• **YOUR TASK**
Show every line where "ISBN" occurs.
* START SUPPLIED RECORDS *
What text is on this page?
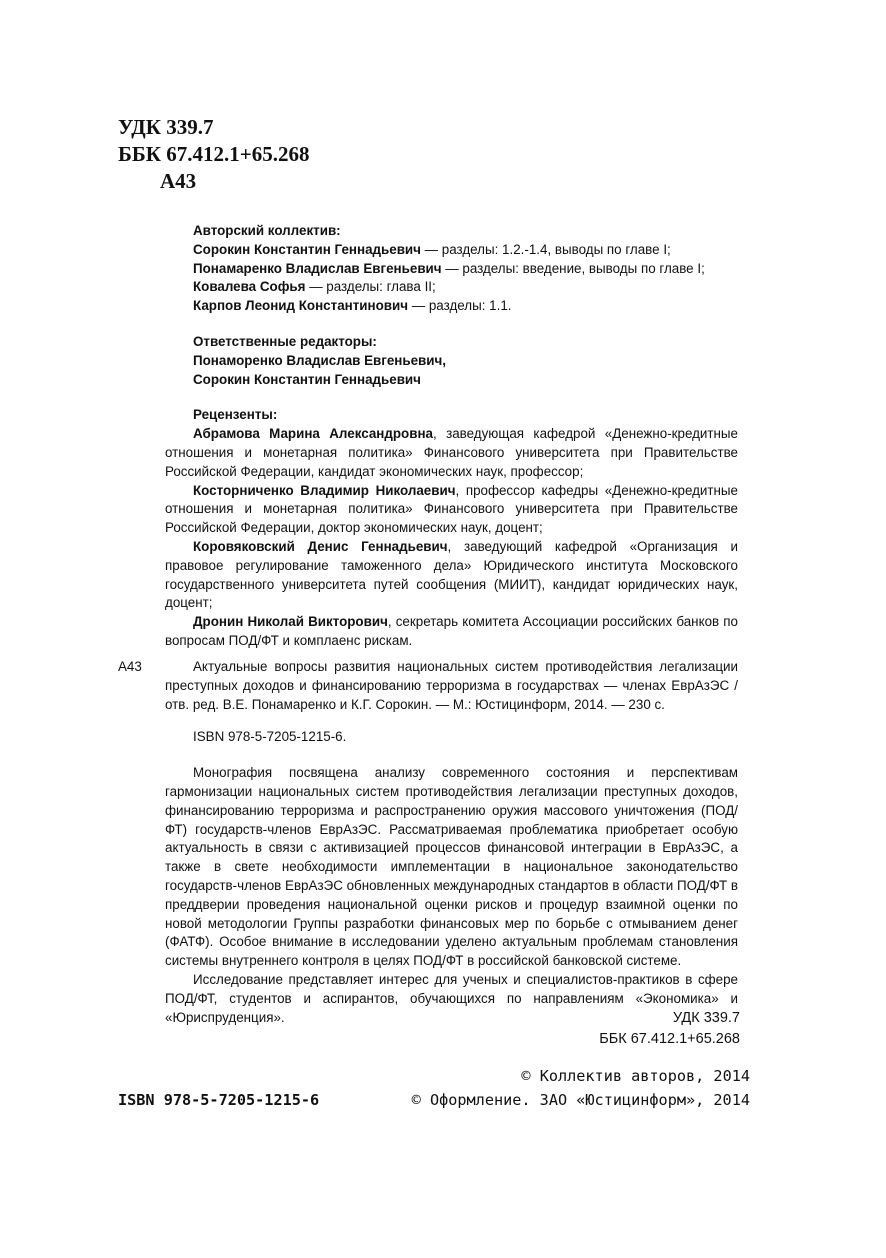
УДК 339.7
ББК 67.412.1+65.268
А43

Авторский коллектив:

Сорокин Константин Геннадьевич — разделы: 1.2.-1.4, выводы по главе I;

Понамаренко Владислав Евгеньевич — разделы: введение, выводы по главе I;

Ковалева Софья — разделы: глава II;

Карпов Леонид Константинович — разделы: 1.1.

Ответственные редакторы:

Понаморенко Владислав Евгеньевич,

Сорокин Константин Геннадьевич

Рецензенты:

Абрамова Марина Александровна, заведующая кафедрой «Денежно-кредитные отношения и монетарная политика» Финансового университета при Правительстве Российской Федерации, кандидат экономических наук, профессор;

Косторниченко Владимир Николаевич, профессор кафедры «Денежно-кредитные отношения и монетарная политика» Финансового университета при Правительстве Российской Федерации, доктор экономических наук, доцент;

Коровяковский Денис Геннадьевич, заведующий кафедрой «Организация и правовое регулирование таможенного дела» Юридического института Московского государственного университета путей сообщения (МИИТ), кандидат юридических наук, доцент;

Дронин Николай Викторович, секретарь комитета Ассоциации российских банков по вопросам ПОД/ФТ и комплаенс рискам.

А43	Актуальные вопросы развития национальных систем противодействия легализации преступных доходов и финансированию терроризма в государствах — членах ЕврАзЭС / отв. ред. В.Е. Понамаренко и К.Г. Сорокин. — М.: Юстицинформ, 2014. — 230 с.

ISBN 978-5-7205-1215-6.

Монография посвящена анализу современного состояния и перспективам гармонизации национальных систем противодействия легализации преступных доходов, финансированию терроризма и распространению оружия массового уничтожения (ПОД/ФТ) государств-членов ЕврАзЭС. Рассматриваемая проблематика приобретает особую актуальность в связи с активизацией процессов финансовой интеграции в ЕврАзЭС, а также в свете необходимости имплементации в национальное законодательство государств-членов ЕврАзЭС обновленных международных стандартов в области ПОД/ФТ в преддверии проведения национальной оценки рисков и процедур взаимной оценки по новой методологии Группы разработки финансовых мер по борьбе с отмыванием денег (ФАТФ). Особое внимание в исследовании уделено актуальным проблемам становления системы внутреннего контроля в целях ПОД/ФТ в российской банковской системе.

Исследование представляет интерес для ученых и специалистов-практиков в сфере ПОД/ФТ, студентов и аспирантов, обучающихся по направлениям «Экономика» и «Юриспруденция».	УДК 339.7
ББК 67.412.1+65.268
© Коллектив авторов, 2014
© Оформление. ЗАО «Юстицинформ», 2014
ISBN 978-5-7205-1215-6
* END SUPPLIED RECORDS *
• **ANSWER TO THIS TASK**
ISBN 978-5-7205-1215-6.
ISBN 978-5-7205-1215-6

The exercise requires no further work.